Short task: Find and copy lines holding "JSON".

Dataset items
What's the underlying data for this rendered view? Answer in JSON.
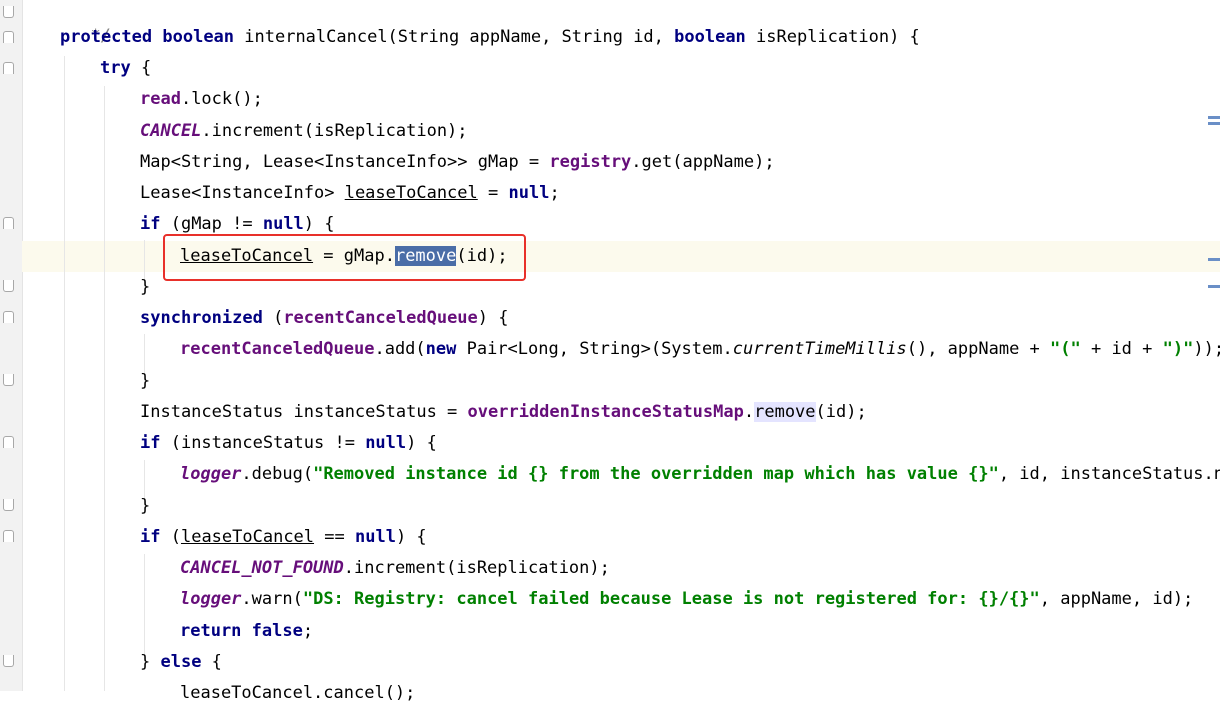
{
  "editor": {
    "line0": {
      "cmt": "*/"
    },
    "line1": {
      "kw1": "protected",
      "kw2": "boolean",
      "t1": " internalCancel(String appName, String id, ",
      "kw3": "boolean",
      "t2": " isReplication) {"
    },
    "line2": {
      "kw": "try",
      "t": " {"
    },
    "line3": {
      "fld": "read",
      "t": ".lock();"
    },
    "line4": {
      "sfld": "CANCEL",
      "t": ".increment(isReplication);"
    },
    "line5": {
      "t1": "Map<String, Lease<InstanceInfo>> gMap = ",
      "fld": "registry",
      "t2": ".get(appName);"
    },
    "line6": {
      "t1": "Lease<InstanceInfo> ",
      "var": "leaseToCancel",
      "t2": " = ",
      "kw": "null",
      "t3": ";"
    },
    "line7": {
      "kw1": "if",
      "t1": " (gMap != ",
      "kw2": "null",
      "t2": ") {"
    },
    "line8": {
      "var": "leaseToCancel",
      "t1": " = gMap.",
      "sel": "remove",
      "t2": "(id);"
    },
    "line9": {
      "t": "}"
    },
    "line10": {
      "kw": "synchronized",
      "t1": " (",
      "fld": "recentCanceledQueue",
      "t2": ") {"
    },
    "line11": {
      "fld": "recentCanceledQueue",
      "t1": ".add(",
      "kw": "new",
      "t2": " Pair<Long, String>(System.",
      "smeth": "currentTimeMillis",
      "t3": "(), appName + ",
      "s1": "\"(\"",
      "t4": " + id + ",
      "s2": "\")\"",
      "t5": "));"
    },
    "line12": {
      "t": "}"
    },
    "line13": {
      "t1": "InstanceStatus instanceStatus = ",
      "fld": "overriddenInstanceStatusMap",
      "t2": ".",
      "usage": "remove",
      "t3": "(id);"
    },
    "line14": {
      "kw1": "if",
      "t1": " (instanceStatus != ",
      "kw2": "null",
      "t2": ") {"
    },
    "line15": {
      "sfld": "logger",
      "t1": ".debug(",
      "str": "\"Removed instance id {} from the overridden map which has value {}\"",
      "t2": ", id, instanceStatus.nam"
    },
    "line16": {
      "t": "}"
    },
    "line17": {
      "kw1": "if",
      "t1": " (",
      "var": "leaseToCancel",
      "t2": " == ",
      "kw2": "null",
      "t3": ") {"
    },
    "line18": {
      "sfld": "CANCEL_NOT_FOUND",
      "t": ".increment(isReplication);"
    },
    "line19": {
      "sfld": "logger",
      "t1": ".warn(",
      "str": "\"DS: Registry: cancel failed because Lease is not registered for: {}/{}\"",
      "t2": ", appName, id);"
    },
    "line20": {
      "kw1": "return",
      "kw2": "false",
      "t": ";"
    },
    "line21": {
      "t1": "} ",
      "kw": "else",
      "t2": " {"
    },
    "line22": {
      "t": "leaseToCancel.cancel();"
    }
  },
  "colors": {
    "keyword": "#000080",
    "field": "#660e7a",
    "string": "#008000",
    "selection": "#4a6da7",
    "highlight_box": "#e8302a",
    "caret_row": "#fcfaed"
  }
}
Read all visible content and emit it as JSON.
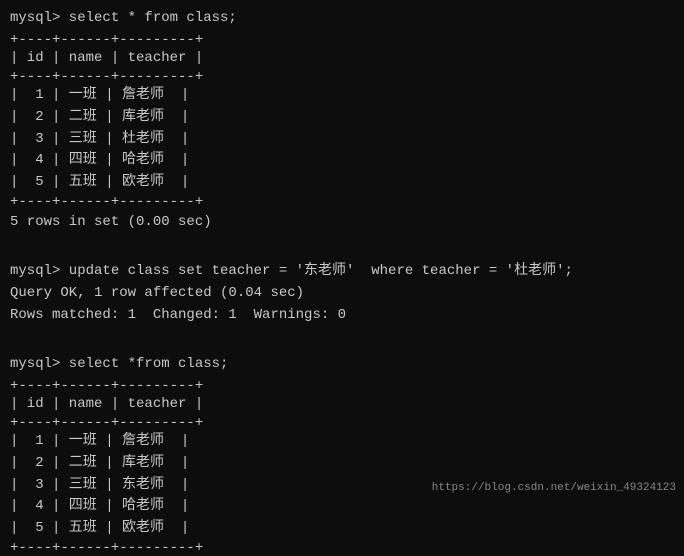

Solution:
What's the underlying data for this rendered view? Answer in JSON.
Read all visible content and emit it as JSON.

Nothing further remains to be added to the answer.